> **EXERCISE DETAILS**
Emit the data below verbatim, stripping out any pictures.

[START DATA TO USE]

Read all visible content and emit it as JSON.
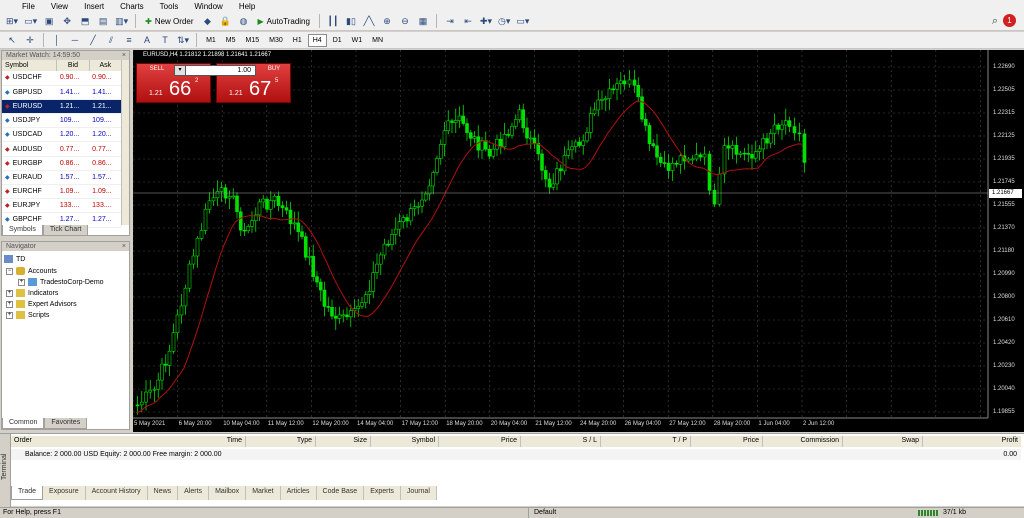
{
  "menu": [
    "File",
    "View",
    "Insert",
    "Charts",
    "Tools",
    "Window",
    "Help"
  ],
  "toolbar": {
    "new_order": "New Order",
    "autotrading": "AutoTrading",
    "timeframes": [
      "M1",
      "M5",
      "M15",
      "M30",
      "H1",
      "H4",
      "D1",
      "W1",
      "MN"
    ],
    "active_timeframe": "H4"
  },
  "market_watch": {
    "title": "Market Watch: 14:59:50",
    "columns": [
      "Symbol",
      "Bid",
      "Ask"
    ],
    "rows": [
      {
        "symbol": "USDCHF",
        "bid": "0.90...",
        "ask": "0.90...",
        "dir": "dn"
      },
      {
        "symbol": "GBPUSD",
        "bid": "1.41...",
        "ask": "1.41...",
        "dir": "up"
      },
      {
        "symbol": "EURUSD",
        "bid": "1.21...",
        "ask": "1.21...",
        "dir": "dn"
      },
      {
        "symbol": "USDJPY",
        "bid": "109....",
        "ask": "109....",
        "dir": "up"
      },
      {
        "symbol": "USDCAD",
        "bid": "1.20...",
        "ask": "1.20...",
        "dir": "up"
      },
      {
        "symbol": "AUDUSD",
        "bid": "0.77...",
        "ask": "0.77...",
        "dir": "dn"
      },
      {
        "symbol": "EURGBP",
        "bid": "0.86...",
        "ask": "0.86...",
        "dir": "dn"
      },
      {
        "symbol": "EURAUD",
        "bid": "1.57...",
        "ask": "1.57...",
        "dir": "up"
      },
      {
        "symbol": "EURCHF",
        "bid": "1.09...",
        "ask": "1.09...",
        "dir": "dn"
      },
      {
        "symbol": "EURJPY",
        "bid": "133....",
        "ask": "133....",
        "dir": "dn"
      },
      {
        "symbol": "GBPCHF",
        "bid": "1.27...",
        "ask": "1.27...",
        "dir": "up"
      }
    ],
    "tabs": [
      "Symbols",
      "Tick Chart"
    ]
  },
  "navigator": {
    "title": "Navigator",
    "root": "TD",
    "accounts": "Accounts",
    "account": "TradestoCorp-Demo",
    "indicators": "Indicators",
    "experts": "Expert Advisors",
    "scripts": "Scripts",
    "tabs": [
      "Common",
      "Favorites"
    ]
  },
  "chart": {
    "title": "EURUSD,H4  1.21812 1.21898 1.21641 1.21667",
    "sell_label": "SELL",
    "buy_label": "BUY",
    "lot": "1.00",
    "sell_prefix": "1.21",
    "sell_big": "66",
    "sell_sup": "2",
    "buy_prefix": "1.21",
    "buy_big": "67",
    "buy_sup": "5",
    "price_tag": "1.21667",
    "y_labels": [
      "1.22690",
      "1.22505",
      "1.22315",
      "1.22125",
      "1.21935",
      "1.21745",
      "1.21555",
      "1.21370",
      "1.21180",
      "1.20990",
      "1.20800",
      "1.20610",
      "1.20420",
      "1.20230",
      "1.20040",
      "1.19855"
    ],
    "x_labels": [
      "5 May 2021",
      "6 May 20:00",
      "10 May 04:00",
      "11 May 12:00",
      "12 May 20:00",
      "14 May 04:00",
      "17 May 12:00",
      "18 May 20:00",
      "20 May 04:00",
      "21 May 12:00",
      "24 May 20:00",
      "26 May 04:00",
      "27 May 12:00",
      "28 May 20:00",
      "1 Jun 04:00",
      "2 Jun 12:00"
    ]
  },
  "terminal": {
    "side_label": "Terminal",
    "columns": [
      "Order",
      "Time",
      "Type",
      "Size",
      "Symbol",
      "Price",
      "S / L",
      "T / P",
      "Price",
      "Commission",
      "Swap",
      "Profit"
    ],
    "balance_line": "Balance: 2 000.00 USD  Equity: 2 000.00  Free margin: 2 000.00",
    "balance_total": "0.00",
    "tabs": [
      "Trade",
      "Exposure",
      "Account History",
      "News",
      "Alerts",
      "Mailbox",
      "Market",
      "Articles",
      "Code Base",
      "Experts",
      "Journal"
    ]
  },
  "status": {
    "help": "For Help, press F1",
    "profile": "Default",
    "traffic": "37/1 kb"
  },
  "colors": {
    "bull": "#00e000",
    "bear": "#00e000",
    "ma": "#b01010",
    "grid": "#4a4a4a"
  }
}
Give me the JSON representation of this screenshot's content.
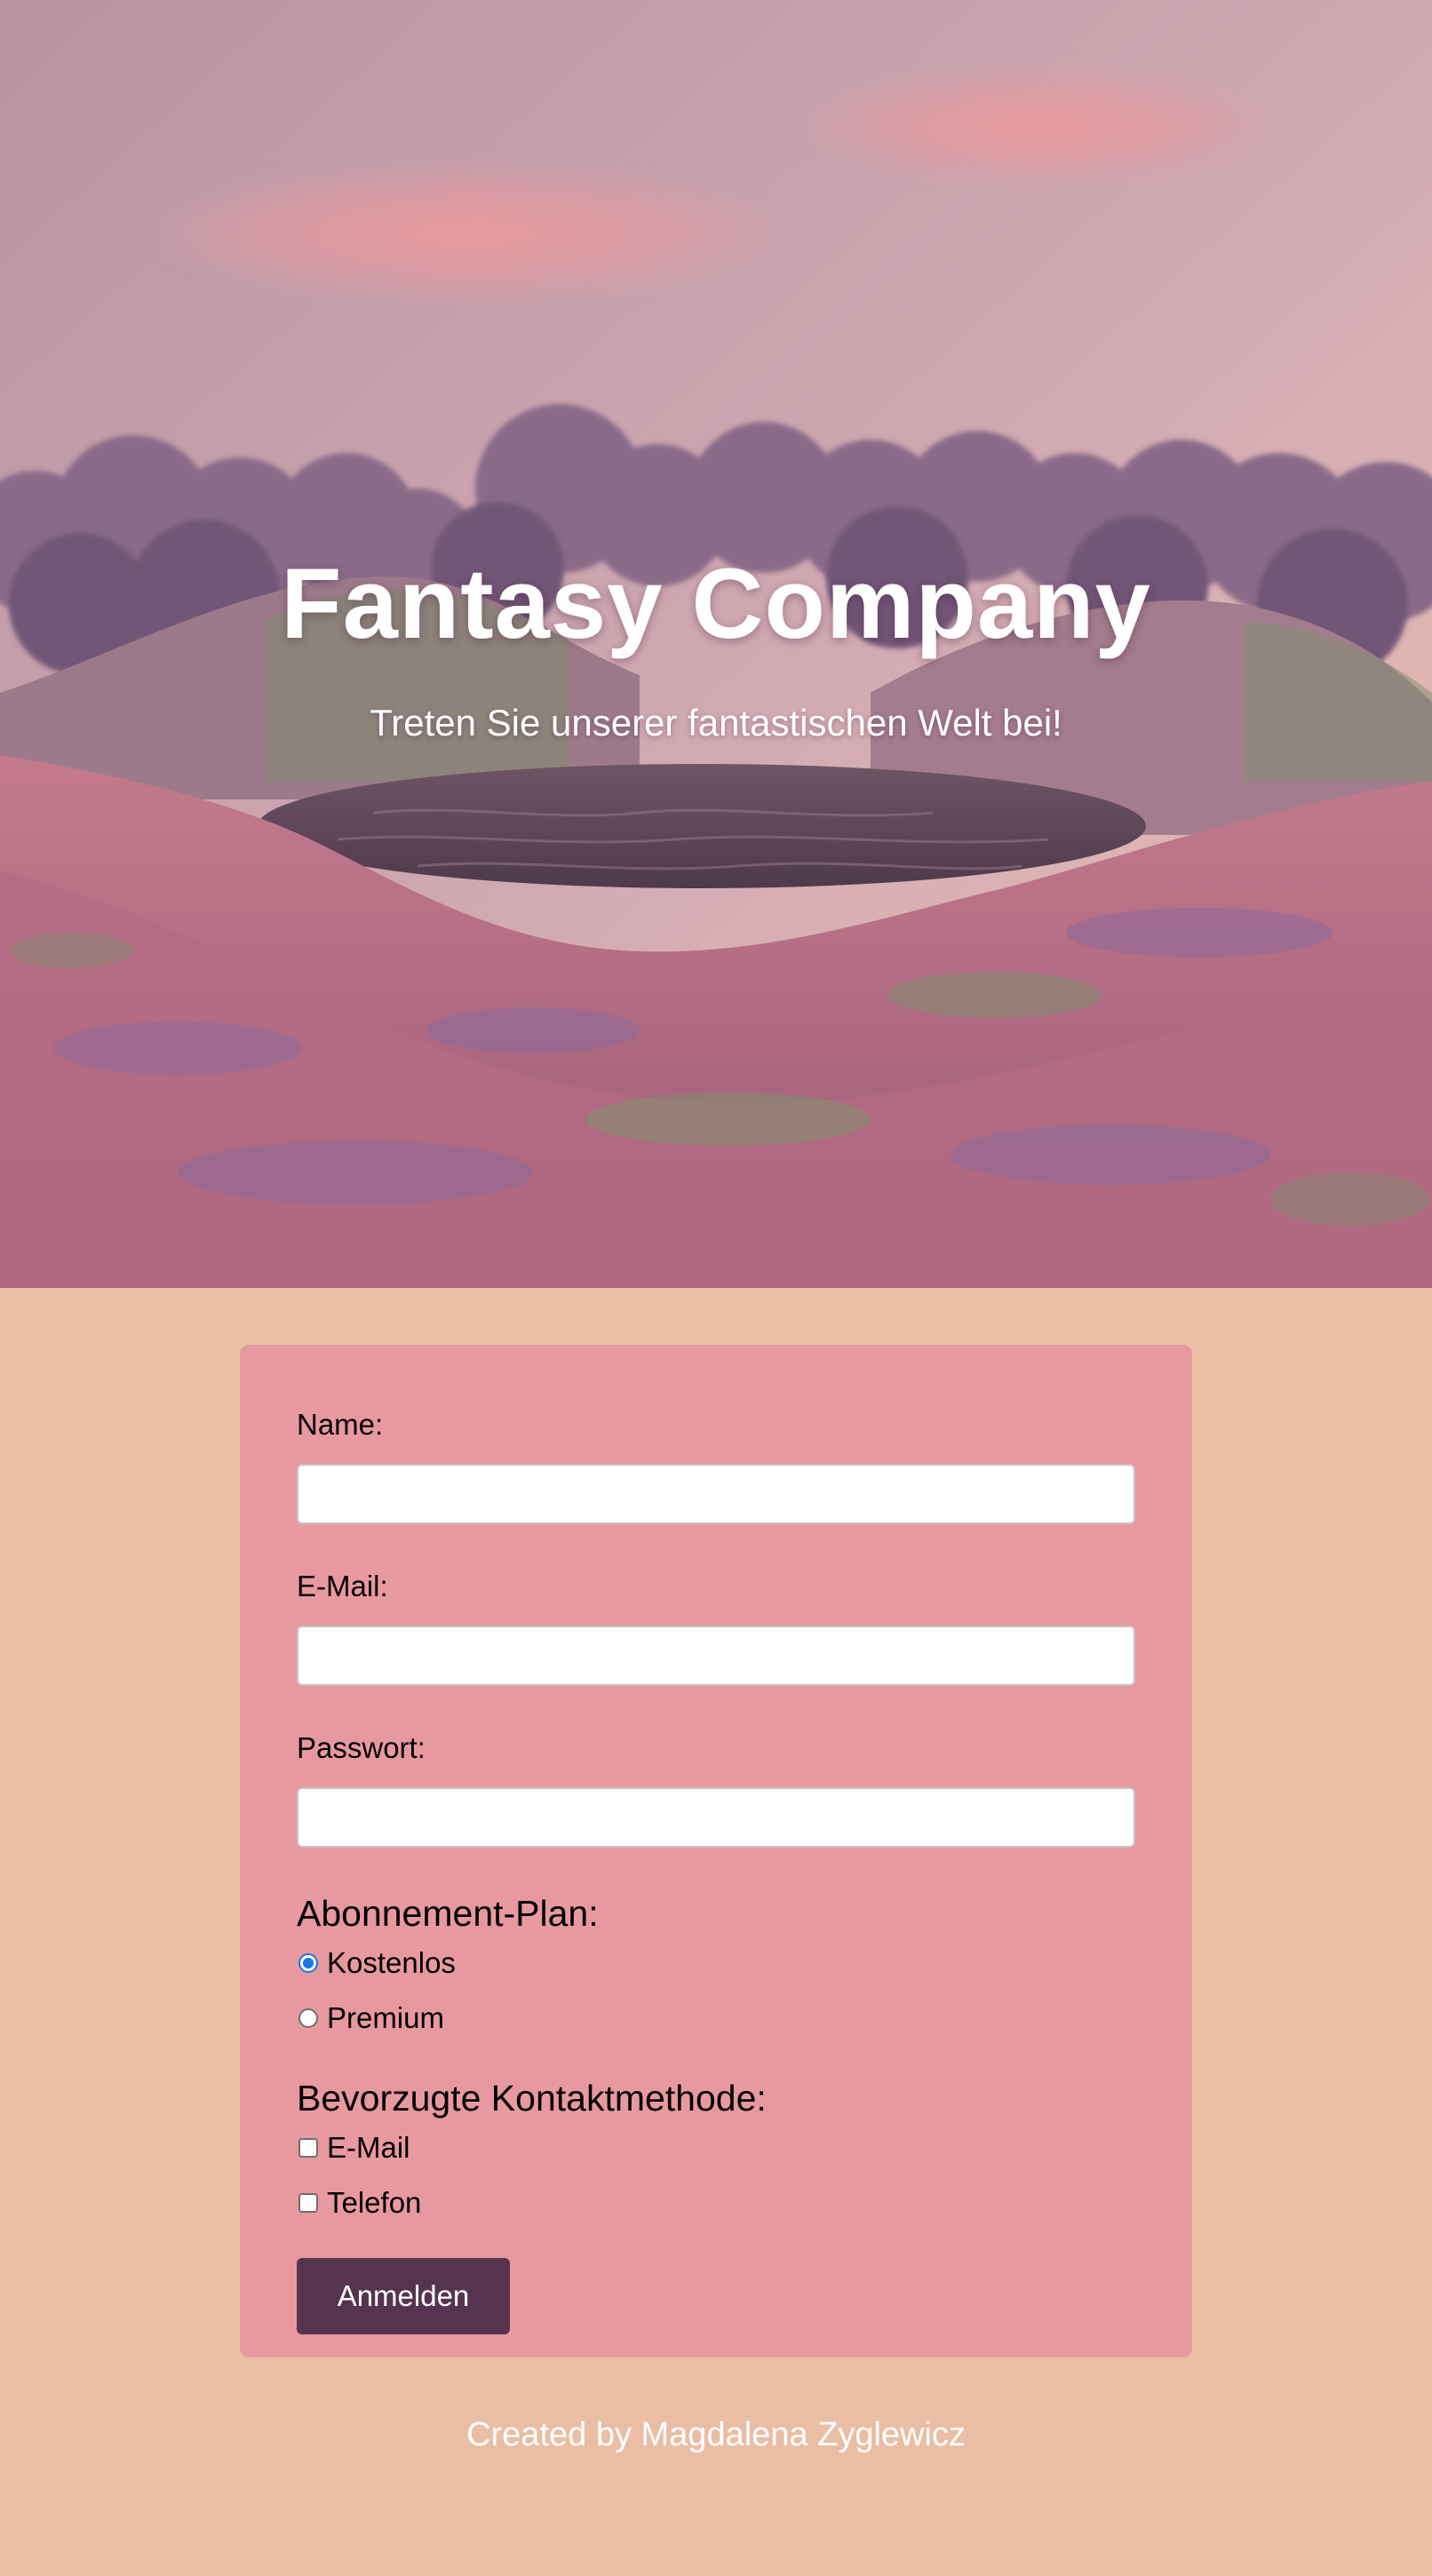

[END DATA TO USE]

> **THE RESPONSE**
Read all visible content and emit it as JSON.
{
  "menu": [
    "File",
    "View",
    "Insert",
    "Charts",
    "Tools",
    "Window",
    "Help"
  ],
  "toolbar": {
    "new_order": "New Order",
    "autotrading": "AutoTrading",
    "timeframes": [
      "M1",
      "M5",
      "M15",
      "M30",
      "H1",
      "H4",
      "D1",
      "W1",
      "MN"
    ],
    "active_timeframe": "H4"
  },
  "market_watch": {
    "title": "Market Watch: 14:59:50",
    "columns": [
      "Symbol",
      "Bid",
      "Ask"
    ],
    "rows": [
      {
        "symbol": "USDCHF",
        "bid": "0.90...",
        "ask": "0.90...",
        "dir": "dn"
      },
      {
        "symbol": "GBPUSD",
        "bid": "1.41...",
        "ask": "1.41...",
        "dir": "up"
      },
      {
        "symbol": "EURUSD",
        "bid": "1.21...",
        "ask": "1.21...",
        "dir": "dn"
      },
      {
        "symbol": "USDJPY",
        "bid": "109....",
        "ask": "109....",
        "dir": "up"
      },
      {
        "symbol": "USDCAD",
        "bid": "1.20...",
        "ask": "1.20...",
        "dir": "up"
      },
      {
        "symbol": "AUDUSD",
        "bid": "0.77...",
        "ask": "0.77...",
        "dir": "dn"
      },
      {
        "symbol": "EURGBP",
        "bid": "0.86...",
        "ask": "0.86...",
        "dir": "dn"
      },
      {
        "symbol": "EURAUD",
        "bid": "1.57...",
        "ask": "1.57...",
        "dir": "up"
      },
      {
        "symbol": "EURCHF",
        "bid": "1.09...",
        "ask": "1.09...",
        "dir": "dn"
      },
      {
        "symbol": "EURJPY",
        "bid": "133....",
        "ask": "133....",
        "dir": "dn"
      },
      {
        "symbol": "GBPCHF",
        "bid": "1.27...",
        "ask": "1.27...",
        "dir": "up"
      }
    ],
    "tabs": [
      "Symbols",
      "Tick Chart"
    ]
  },
  "navigator": {
    "title": "Navigator",
    "root": "TD",
    "accounts": "Accounts",
    "account": "TradestoCorp-Demo",
    "indicators": "Indicators",
    "experts": "Expert Advisors",
    "scripts": "Scripts",
    "tabs": [
      "Common",
      "Favorites"
    ]
  },
  "chart": {
    "title": "EURUSD,H4  1.21812 1.21898 1.21641 1.21667",
    "sell_label": "SELL",
    "buy_label": "BUY",
    "lot": "1.00",
    "sell_prefix": "1.21",
    "sell_big": "66",
    "sell_sup": "2",
    "buy_prefix": "1.21",
    "buy_big": "67",
    "buy_sup": "5",
    "price_tag": "1.21667",
    "y_labels": [
      "1.22690",
      "1.22505",
      "1.22315",
      "1.22125",
      "1.21935",
      "1.21745",
      "1.21555",
      "1.21370",
      "1.21180",
      "1.20990",
      "1.20800",
      "1.20610",
      "1.20420",
      "1.20230",
      "1.20040",
      "1.19855"
    ],
    "x_labels": [
      "5 May 2021",
      "6 May 20:00",
      "10 May 04:00",
      "11 May 12:00",
      "12 May 20:00",
      "14 May 04:00",
      "17 May 12:00",
      "18 May 20:00",
      "20 May 04:00",
      "21 May 12:00",
      "24 May 20:00",
      "26 May 04:00",
      "27 May 12:00",
      "28 May 20:00",
      "1 Jun 04:00",
      "2 Jun 12:00"
    ]
  },
  "terminal": {
    "side_label": "Terminal",
    "columns": [
      "Order",
      "Time",
      "Type",
      "Size",
      "Symbol",
      "Price",
      "S / L",
      "T / P",
      "Price",
      "Commission",
      "Swap",
      "Profit"
    ],
    "balance_line": "Balance: 2 000.00 USD  Equity: 2 000.00  Free margin: 2 000.00",
    "balance_total": "0.00",
    "tabs": [
      "Trade",
      "Exposure",
      "Account History",
      "News",
      "Alerts",
      "Mailbox",
      "Market",
      "Articles",
      "Code Base",
      "Experts",
      "Journal"
    ]
  },
  "status": {
    "help": "For Help, press F1",
    "profile": "Default",
    "traffic": "37/1 kb"
  },
  "colors": {
    "bull": "#00e000",
    "bear": "#00e000",
    "ma": "#b01010",
    "grid": "#4a4a4a"
  }
}
Give me the JSON representation of this screenshot's content.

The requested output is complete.